*What the task asks*. From the listing below, extract each line containing the string "Identify".

*Records supplied*.
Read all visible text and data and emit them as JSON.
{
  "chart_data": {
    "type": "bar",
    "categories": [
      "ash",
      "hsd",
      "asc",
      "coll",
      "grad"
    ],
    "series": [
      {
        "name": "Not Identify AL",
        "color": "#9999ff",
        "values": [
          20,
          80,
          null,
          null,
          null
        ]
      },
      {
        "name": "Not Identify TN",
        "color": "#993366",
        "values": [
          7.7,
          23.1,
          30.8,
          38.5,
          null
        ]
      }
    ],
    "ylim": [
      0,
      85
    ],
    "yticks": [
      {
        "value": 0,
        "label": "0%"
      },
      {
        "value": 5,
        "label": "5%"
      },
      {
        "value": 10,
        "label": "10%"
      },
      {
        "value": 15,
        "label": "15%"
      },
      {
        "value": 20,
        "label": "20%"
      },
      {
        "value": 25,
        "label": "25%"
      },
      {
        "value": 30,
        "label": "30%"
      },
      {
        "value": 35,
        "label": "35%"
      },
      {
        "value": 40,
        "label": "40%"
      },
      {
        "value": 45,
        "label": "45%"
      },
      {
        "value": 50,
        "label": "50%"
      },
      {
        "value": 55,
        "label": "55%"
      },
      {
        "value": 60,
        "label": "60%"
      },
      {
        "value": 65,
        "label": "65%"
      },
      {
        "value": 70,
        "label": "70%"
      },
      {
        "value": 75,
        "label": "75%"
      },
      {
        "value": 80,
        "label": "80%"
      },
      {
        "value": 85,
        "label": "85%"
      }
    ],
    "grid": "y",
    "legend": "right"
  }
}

*Answer to the problem*.
        "name": "Not Identify AL",
        "name": "Not Identify TN",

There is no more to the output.